-- start --
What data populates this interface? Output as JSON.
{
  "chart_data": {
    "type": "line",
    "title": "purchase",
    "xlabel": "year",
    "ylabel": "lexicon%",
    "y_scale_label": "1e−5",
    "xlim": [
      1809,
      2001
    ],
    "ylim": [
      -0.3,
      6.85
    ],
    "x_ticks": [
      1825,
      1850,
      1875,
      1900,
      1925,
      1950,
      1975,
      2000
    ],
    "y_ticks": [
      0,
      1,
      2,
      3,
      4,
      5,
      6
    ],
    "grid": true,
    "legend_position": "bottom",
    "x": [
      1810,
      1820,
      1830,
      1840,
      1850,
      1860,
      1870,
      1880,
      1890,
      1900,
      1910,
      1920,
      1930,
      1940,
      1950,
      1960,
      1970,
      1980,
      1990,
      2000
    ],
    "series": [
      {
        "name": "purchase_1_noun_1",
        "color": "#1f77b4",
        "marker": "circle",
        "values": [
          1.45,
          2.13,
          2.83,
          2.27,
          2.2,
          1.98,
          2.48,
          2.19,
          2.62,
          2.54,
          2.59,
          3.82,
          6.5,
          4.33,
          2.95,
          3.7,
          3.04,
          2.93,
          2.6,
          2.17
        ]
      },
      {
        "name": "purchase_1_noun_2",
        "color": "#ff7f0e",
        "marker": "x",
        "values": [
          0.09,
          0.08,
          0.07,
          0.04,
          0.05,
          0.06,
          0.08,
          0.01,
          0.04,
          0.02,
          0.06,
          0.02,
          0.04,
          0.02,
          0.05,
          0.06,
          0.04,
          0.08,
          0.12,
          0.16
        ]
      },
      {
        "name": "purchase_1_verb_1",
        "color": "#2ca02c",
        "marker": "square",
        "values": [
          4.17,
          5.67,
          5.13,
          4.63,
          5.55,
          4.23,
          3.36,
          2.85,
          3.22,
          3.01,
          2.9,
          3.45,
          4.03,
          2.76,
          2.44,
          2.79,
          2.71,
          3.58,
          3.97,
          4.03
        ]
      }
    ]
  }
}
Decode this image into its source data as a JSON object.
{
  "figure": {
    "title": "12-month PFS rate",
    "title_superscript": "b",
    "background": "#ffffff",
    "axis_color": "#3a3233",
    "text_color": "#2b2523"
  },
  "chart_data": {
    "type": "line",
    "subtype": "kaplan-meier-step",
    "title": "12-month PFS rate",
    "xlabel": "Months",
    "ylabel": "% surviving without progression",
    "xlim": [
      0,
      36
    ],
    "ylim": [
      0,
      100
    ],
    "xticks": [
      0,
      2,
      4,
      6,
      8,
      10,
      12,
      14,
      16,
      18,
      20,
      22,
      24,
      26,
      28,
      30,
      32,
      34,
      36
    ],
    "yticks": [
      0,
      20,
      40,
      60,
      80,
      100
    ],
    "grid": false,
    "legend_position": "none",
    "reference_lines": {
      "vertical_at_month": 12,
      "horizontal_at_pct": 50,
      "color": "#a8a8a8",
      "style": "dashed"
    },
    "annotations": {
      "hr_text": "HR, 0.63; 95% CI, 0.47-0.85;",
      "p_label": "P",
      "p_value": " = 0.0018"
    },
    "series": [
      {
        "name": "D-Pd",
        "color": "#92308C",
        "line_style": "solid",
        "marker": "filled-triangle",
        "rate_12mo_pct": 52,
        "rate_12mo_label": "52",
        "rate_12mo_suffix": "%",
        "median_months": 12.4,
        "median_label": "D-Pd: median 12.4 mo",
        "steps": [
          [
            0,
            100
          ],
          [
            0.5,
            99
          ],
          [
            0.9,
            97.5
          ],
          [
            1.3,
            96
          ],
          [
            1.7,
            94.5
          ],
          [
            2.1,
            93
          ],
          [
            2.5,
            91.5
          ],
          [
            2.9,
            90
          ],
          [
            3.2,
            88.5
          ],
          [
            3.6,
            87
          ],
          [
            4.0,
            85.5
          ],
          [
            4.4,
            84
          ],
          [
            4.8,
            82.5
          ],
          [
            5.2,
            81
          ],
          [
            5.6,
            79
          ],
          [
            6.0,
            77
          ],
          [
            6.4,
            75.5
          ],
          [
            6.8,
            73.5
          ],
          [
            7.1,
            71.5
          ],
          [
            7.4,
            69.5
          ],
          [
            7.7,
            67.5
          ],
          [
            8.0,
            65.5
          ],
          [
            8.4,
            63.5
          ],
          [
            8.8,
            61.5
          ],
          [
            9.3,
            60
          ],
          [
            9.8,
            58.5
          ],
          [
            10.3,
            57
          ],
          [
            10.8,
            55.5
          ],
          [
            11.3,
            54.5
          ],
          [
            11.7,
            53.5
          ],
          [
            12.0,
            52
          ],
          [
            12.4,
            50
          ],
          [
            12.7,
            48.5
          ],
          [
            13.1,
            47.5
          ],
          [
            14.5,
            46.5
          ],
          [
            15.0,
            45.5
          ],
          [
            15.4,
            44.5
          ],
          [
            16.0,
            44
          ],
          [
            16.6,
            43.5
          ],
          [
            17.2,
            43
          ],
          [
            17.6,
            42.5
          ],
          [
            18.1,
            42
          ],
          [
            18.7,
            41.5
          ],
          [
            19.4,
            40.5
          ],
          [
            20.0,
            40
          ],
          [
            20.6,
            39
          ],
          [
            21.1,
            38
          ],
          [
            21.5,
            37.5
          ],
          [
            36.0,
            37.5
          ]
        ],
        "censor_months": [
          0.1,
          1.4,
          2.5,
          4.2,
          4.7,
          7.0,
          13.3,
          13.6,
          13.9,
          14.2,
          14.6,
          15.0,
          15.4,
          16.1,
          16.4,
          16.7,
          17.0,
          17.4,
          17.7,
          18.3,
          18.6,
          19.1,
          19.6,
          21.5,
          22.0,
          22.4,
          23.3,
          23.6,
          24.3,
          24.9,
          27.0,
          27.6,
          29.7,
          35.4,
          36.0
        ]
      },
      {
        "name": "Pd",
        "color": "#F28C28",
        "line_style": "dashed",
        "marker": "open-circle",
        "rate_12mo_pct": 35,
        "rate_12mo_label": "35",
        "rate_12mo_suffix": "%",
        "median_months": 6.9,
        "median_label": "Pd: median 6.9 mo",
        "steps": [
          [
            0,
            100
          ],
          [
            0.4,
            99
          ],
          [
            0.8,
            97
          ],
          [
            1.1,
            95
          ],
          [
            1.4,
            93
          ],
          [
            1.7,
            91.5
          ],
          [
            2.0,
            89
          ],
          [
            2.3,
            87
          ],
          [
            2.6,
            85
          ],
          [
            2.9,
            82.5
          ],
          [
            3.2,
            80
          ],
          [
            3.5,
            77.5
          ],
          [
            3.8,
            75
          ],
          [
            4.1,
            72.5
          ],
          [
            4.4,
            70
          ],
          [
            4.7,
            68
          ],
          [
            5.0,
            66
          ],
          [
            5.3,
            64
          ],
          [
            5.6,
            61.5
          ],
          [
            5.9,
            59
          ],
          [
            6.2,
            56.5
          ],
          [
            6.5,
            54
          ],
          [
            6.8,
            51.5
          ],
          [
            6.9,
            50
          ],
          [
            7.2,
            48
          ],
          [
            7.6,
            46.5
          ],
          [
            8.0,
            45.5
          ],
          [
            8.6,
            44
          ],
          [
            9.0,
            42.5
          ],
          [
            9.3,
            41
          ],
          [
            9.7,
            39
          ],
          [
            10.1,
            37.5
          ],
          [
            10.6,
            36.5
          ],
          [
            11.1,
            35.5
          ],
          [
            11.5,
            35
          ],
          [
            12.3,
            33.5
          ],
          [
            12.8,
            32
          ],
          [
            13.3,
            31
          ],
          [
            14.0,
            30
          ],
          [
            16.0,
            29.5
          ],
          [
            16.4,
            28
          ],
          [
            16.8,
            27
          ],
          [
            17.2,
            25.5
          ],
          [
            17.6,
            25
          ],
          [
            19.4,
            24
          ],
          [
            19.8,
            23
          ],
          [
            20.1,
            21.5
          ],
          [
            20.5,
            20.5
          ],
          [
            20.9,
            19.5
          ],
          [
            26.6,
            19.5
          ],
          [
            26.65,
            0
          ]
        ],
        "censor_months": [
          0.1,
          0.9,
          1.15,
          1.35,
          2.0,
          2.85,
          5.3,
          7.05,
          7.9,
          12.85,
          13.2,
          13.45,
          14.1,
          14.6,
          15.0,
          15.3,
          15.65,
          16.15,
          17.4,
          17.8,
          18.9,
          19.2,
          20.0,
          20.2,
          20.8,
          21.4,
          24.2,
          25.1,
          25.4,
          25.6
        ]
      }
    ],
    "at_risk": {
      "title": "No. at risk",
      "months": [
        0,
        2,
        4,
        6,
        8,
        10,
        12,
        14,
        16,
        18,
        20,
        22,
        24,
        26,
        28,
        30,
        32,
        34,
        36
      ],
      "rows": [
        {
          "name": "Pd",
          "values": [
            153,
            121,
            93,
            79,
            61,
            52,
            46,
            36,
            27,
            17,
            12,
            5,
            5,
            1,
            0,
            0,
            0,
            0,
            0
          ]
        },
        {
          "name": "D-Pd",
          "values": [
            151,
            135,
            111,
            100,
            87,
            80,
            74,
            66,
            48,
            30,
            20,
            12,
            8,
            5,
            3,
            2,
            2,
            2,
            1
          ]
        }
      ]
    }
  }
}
-- end --
Goal of the exercise> Take every line from the data above that holds "name" and copy it out.

Full answer>
        "name": "purchase_1_noun_1",
        "name": "purchase_1_noun_2",
        "name": "purchase_1_verb_1",
        "name": "D-Pd",
        "name": "Pd",
          "name": "Pd",
          "name": "D-Pd",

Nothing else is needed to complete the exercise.